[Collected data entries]
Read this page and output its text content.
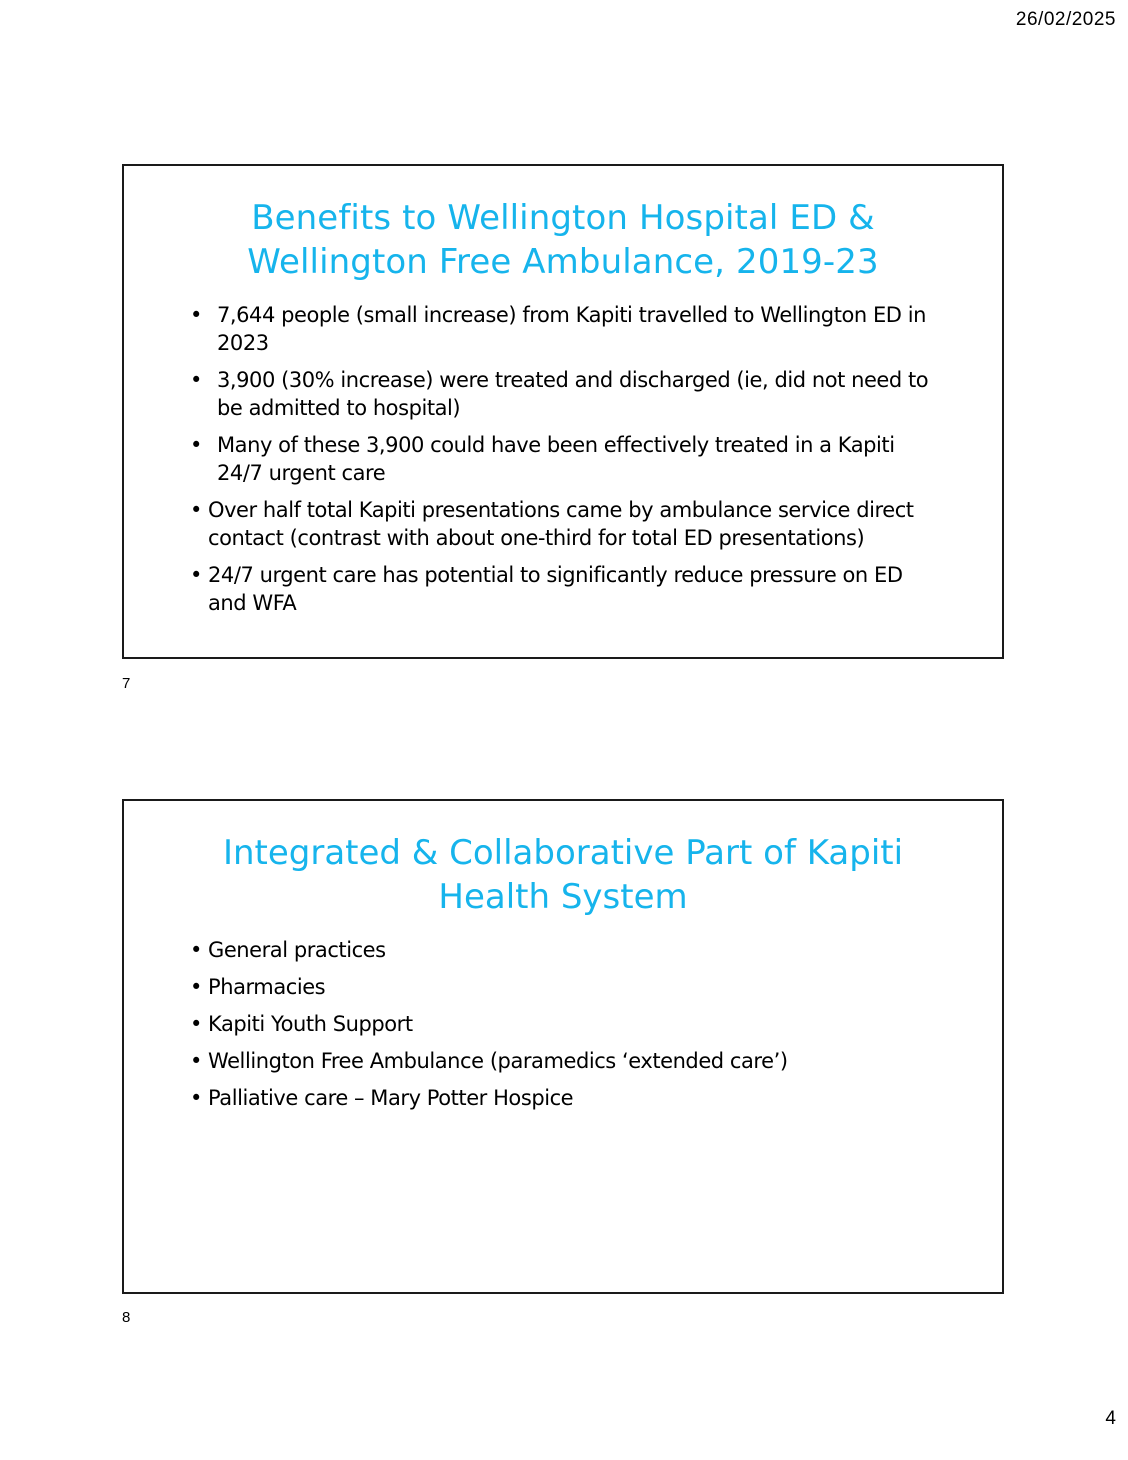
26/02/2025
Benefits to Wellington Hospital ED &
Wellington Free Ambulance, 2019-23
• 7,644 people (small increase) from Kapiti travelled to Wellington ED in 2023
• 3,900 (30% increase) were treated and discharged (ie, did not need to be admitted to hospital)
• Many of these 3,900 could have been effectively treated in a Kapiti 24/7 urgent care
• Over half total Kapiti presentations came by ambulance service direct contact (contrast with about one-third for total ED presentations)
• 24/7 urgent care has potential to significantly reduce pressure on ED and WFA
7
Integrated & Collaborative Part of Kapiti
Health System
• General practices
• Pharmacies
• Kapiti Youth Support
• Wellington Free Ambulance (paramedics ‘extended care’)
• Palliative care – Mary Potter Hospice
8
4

Task objective — Go through the entries above and output them exactly, without pictures.

Full answer —
Read this page and output its text content.
26/02/2025
Benefits to Wellington Hospital ED &
Wellington Free Ambulance, 2019-23
• 7,644 people (small increase) from Kapiti travelled to Wellington ED in 2023
• 3,900 (30% increase) were treated and discharged (ie, did not need to be admitted to hospital)
• Many of these 3,900 could have been effectively treated in a Kapiti 24/7 urgent care
• Over half total Kapiti presentations came by ambulance service direct contact (contrast with about one-third for total ED presentations)
• 24/7 urgent care has potential to significantly reduce pressure on ED and WFA
7
Integrated & Collaborative Part of Kapiti
Health System
• General practices
• Pharmacies
• Kapiti Youth Support
• Wellington Free Ambulance (paramedics ‘extended care’)
• Palliative care – Mary Potter Hospice
8
4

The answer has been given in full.